Data excerpts
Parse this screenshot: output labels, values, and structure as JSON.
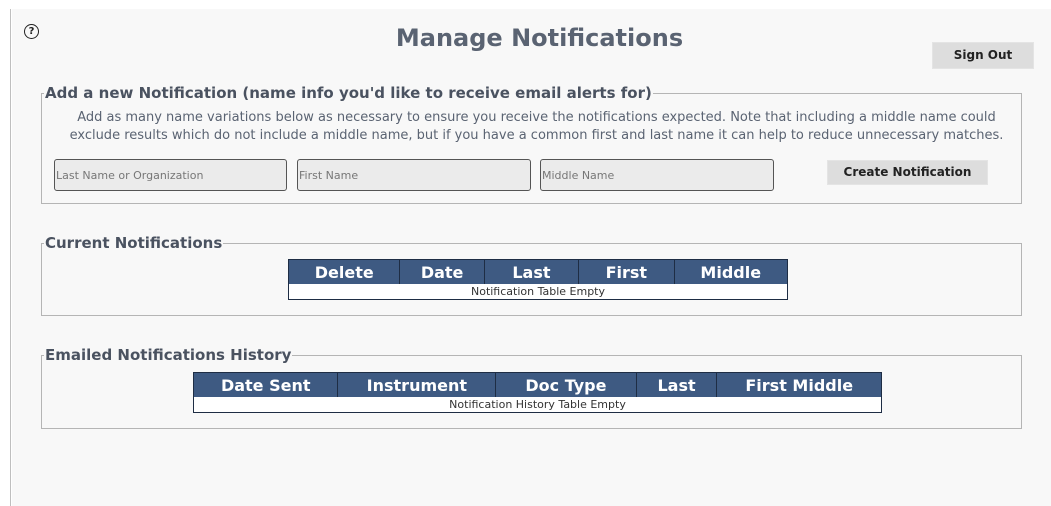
{
  "header": {
    "title": "Manage Notifications",
    "help_icon": "?",
    "sign_out_label": "Sign Out"
  },
  "add_section": {
    "legend": "Add a new Notification (name info you'd like to receive email alerts for)",
    "instructions_line1": "Add as many name variations below as necessary to ensure you receive the notifications expected. Note that including a middle name could",
    "instructions_line2": "exclude results which do not include a middle name, but if you have a common first and last name it can help to reduce unnecessary matches.",
    "last_placeholder": "Last Name or Organization",
    "first_placeholder": "First Name",
    "middle_placeholder": "Middle Name",
    "create_label": "Create Notification"
  },
  "current_section": {
    "legend": "Current Notifications",
    "columns": [
      "Delete",
      "Date",
      "Last",
      "First",
      "Middle"
    ],
    "empty_text": "Notification Table Empty"
  },
  "history_section": {
    "legend": "Emailed Notifications History",
    "columns": [
      "Date Sent",
      "Instrument",
      "Doc Type",
      "Last",
      "First Middle"
    ],
    "empty_text": "Notification History Table Empty"
  },
  "colors": {
    "table_header": "#3e5a82",
    "title_text": "#5a6372",
    "button_bg": "#dddddd"
  },
  "icons": [
    "help-icon"
  ]
}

[PROBLEM TO WORK ON]: Take the listing above and restate it word for word, without its pictures.

[EXERCISE OUTPUT]:
Parse this screenshot: output labels, values, and structure as JSON.
{
  "header": {
    "title": "Manage Notifications",
    "help_icon": "?",
    "sign_out_label": "Sign Out"
  },
  "add_section": {
    "legend": "Add a new Notification (name info you'd like to receive email alerts for)",
    "instructions_line1": "Add as many name variations below as necessary to ensure you receive the notifications expected. Note that including a middle name could",
    "instructions_line2": "exclude results which do not include a middle name, but if you have a common first and last name it can help to reduce unnecessary matches.",
    "last_placeholder": "Last Name or Organization",
    "first_placeholder": "First Name",
    "middle_placeholder": "Middle Name",
    "create_label": "Create Notification"
  },
  "current_section": {
    "legend": "Current Notifications",
    "columns": [
      "Delete",
      "Date",
      "Last",
      "First",
      "Middle"
    ],
    "empty_text": "Notification Table Empty"
  },
  "history_section": {
    "legend": "Emailed Notifications History",
    "columns": [
      "Date Sent",
      "Instrument",
      "Doc Type",
      "Last",
      "First Middle"
    ],
    "empty_text": "Notification History Table Empty"
  },
  "colors": {
    "table_header": "#3e5a82",
    "title_text": "#5a6372",
    "button_bg": "#dddddd"
  },
  "icons": [
    "help-icon"
  ]
}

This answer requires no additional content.